Written instruction >> Send back the entries below exactly as they appear.

Recorded data >>
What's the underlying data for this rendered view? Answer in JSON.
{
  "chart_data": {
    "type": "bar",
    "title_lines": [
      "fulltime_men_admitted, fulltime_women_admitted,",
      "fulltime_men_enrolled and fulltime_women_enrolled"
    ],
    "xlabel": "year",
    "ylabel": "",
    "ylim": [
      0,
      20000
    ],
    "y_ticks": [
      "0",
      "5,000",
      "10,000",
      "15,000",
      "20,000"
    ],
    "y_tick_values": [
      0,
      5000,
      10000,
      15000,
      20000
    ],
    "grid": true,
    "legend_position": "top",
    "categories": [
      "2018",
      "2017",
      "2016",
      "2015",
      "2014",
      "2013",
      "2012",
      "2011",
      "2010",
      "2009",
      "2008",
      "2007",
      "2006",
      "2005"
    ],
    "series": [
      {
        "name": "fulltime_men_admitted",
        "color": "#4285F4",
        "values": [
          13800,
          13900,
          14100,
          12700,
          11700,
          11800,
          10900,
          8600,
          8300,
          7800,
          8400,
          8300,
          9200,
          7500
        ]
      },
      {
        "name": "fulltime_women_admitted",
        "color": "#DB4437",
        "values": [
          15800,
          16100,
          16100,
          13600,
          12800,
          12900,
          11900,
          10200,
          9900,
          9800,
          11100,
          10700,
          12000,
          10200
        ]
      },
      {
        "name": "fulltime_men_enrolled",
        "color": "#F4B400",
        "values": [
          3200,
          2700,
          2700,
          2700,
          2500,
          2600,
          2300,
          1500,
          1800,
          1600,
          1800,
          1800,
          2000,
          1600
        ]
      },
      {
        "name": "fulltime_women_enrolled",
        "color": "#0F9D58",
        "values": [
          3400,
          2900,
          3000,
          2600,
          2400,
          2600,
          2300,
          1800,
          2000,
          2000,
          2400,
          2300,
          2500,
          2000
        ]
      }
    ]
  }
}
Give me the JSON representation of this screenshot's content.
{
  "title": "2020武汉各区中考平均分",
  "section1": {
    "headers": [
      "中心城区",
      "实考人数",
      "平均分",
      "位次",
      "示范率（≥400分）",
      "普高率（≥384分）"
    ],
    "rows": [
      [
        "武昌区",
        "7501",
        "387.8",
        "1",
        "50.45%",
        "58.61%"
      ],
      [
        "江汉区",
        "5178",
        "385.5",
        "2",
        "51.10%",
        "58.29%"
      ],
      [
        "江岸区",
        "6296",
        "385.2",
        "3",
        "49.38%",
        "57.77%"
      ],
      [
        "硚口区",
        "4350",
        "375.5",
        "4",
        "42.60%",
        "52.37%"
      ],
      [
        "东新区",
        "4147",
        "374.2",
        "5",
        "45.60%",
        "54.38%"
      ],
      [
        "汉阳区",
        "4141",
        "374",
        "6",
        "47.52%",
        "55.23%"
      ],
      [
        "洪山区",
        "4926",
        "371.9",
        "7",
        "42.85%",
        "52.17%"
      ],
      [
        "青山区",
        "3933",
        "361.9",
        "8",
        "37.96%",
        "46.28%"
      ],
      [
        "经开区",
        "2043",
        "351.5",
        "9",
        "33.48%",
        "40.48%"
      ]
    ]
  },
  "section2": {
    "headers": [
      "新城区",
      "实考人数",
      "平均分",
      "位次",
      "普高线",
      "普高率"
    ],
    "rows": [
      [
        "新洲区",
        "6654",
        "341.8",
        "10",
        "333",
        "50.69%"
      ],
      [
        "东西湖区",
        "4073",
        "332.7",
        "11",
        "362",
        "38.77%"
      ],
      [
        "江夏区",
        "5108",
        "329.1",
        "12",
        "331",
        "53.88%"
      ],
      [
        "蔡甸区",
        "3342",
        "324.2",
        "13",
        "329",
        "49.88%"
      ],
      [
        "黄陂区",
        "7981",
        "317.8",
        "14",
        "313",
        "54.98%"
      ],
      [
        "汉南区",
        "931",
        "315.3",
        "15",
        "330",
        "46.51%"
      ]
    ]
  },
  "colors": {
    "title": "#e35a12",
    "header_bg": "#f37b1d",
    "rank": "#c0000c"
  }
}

Final answer >>
What's the underlying data for this rendered view? Answer in JSON.
{
  "chart_data": {
    "type": "bar",
    "title_lines": [
      "fulltime_men_admitted, fulltime_women_admitted,",
      "fulltime_men_enrolled and fulltime_women_enrolled"
    ],
    "xlabel": "year",
    "ylabel": "",
    "ylim": [
      0,
      20000
    ],
    "y_ticks": [
      "0",
      "5,000",
      "10,000",
      "15,000",
      "20,000"
    ],
    "y_tick_values": [
      0,
      5000,
      10000,
      15000,
      20000
    ],
    "grid": true,
    "legend_position": "top",
    "categories": [
      "2018",
      "2017",
      "2016",
      "2015",
      "2014",
      "2013",
      "2012",
      "2011",
      "2010",
      "2009",
      "2008",
      "2007",
      "2006",
      "2005"
    ],
    "series": [
      {
        "name": "fulltime_men_admitted",
        "color": "#4285F4",
        "values": [
          13800,
          13900,
          14100,
          12700,
          11700,
          11800,
          10900,
          8600,
          8300,
          7800,
          8400,
          8300,
          9200,
          7500
        ]
      },
      {
        "name": "fulltime_women_admitted",
        "color": "#DB4437",
        "values": [
          15800,
          16100,
          16100,
          13600,
          12800,
          12900,
          11900,
          10200,
          9900,
          9800,
          11100,
          10700,
          12000,
          10200
        ]
      },
      {
        "name": "fulltime_men_enrolled",
        "color": "#F4B400",
        "values": [
          3200,
          2700,
          2700,
          2700,
          2500,
          2600,
          2300,
          1500,
          1800,
          1600,
          1800,
          1800,
          2000,
          1600
        ]
      },
      {
        "name": "fulltime_women_enrolled",
        "color": "#0F9D58",
        "values": [
          3400,
          2900,
          3000,
          2600,
          2400,
          2600,
          2300,
          1800,
          2000,
          2000,
          2400,
          2300,
          2500,
          2000
        ]
      }
    ]
  }
}
Give me the JSON representation of this screenshot's content.
{
  "title": "2020武汉各区中考平均分",
  "section1": {
    "headers": [
      "中心城区",
      "实考人数",
      "平均分",
      "位次",
      "示范率（≥400分）",
      "普高率（≥384分）"
    ],
    "rows": [
      [
        "武昌区",
        "7501",
        "387.8",
        "1",
        "50.45%",
        "58.61%"
      ],
      [
        "江汉区",
        "5178",
        "385.5",
        "2",
        "51.10%",
        "58.29%"
      ],
      [
        "江岸区",
        "6296",
        "385.2",
        "3",
        "49.38%",
        "57.77%"
      ],
      [
        "硚口区",
        "4350",
        "375.5",
        "4",
        "42.60%",
        "52.37%"
      ],
      [
        "东新区",
        "4147",
        "374.2",
        "5",
        "45.60%",
        "54.38%"
      ],
      [
        "汉阳区",
        "4141",
        "374",
        "6",
        "47.52%",
        "55.23%"
      ],
      [
        "洪山区",
        "4926",
        "371.9",
        "7",
        "42.85%",
        "52.17%"
      ],
      [
        "青山区",
        "3933",
        "361.9",
        "8",
        "37.96%",
        "46.28%"
      ],
      [
        "经开区",
        "2043",
        "351.5",
        "9",
        "33.48%",
        "40.48%"
      ]
    ]
  },
  "section2": {
    "headers": [
      "新城区",
      "实考人数",
      "平均分",
      "位次",
      "普高线",
      "普高率"
    ],
    "rows": [
      [
        "新洲区",
        "6654",
        "341.8",
        "10",
        "333",
        "50.69%"
      ],
      [
        "东西湖区",
        "4073",
        "332.7",
        "11",
        "362",
        "38.77%"
      ],
      [
        "江夏区",
        "5108",
        "329.1",
        "12",
        "331",
        "53.88%"
      ],
      [
        "蔡甸区",
        "3342",
        "324.2",
        "13",
        "329",
        "49.88%"
      ],
      [
        "黄陂区",
        "7981",
        "317.8",
        "14",
        "313",
        "54.98%"
      ],
      [
        "汉南区",
        "931",
        "315.3",
        "15",
        "330",
        "46.51%"
      ]
    ]
  },
  "colors": {
    "title": "#e35a12",
    "header_bg": "#f37b1d",
    "rank": "#c0000c"
  }
}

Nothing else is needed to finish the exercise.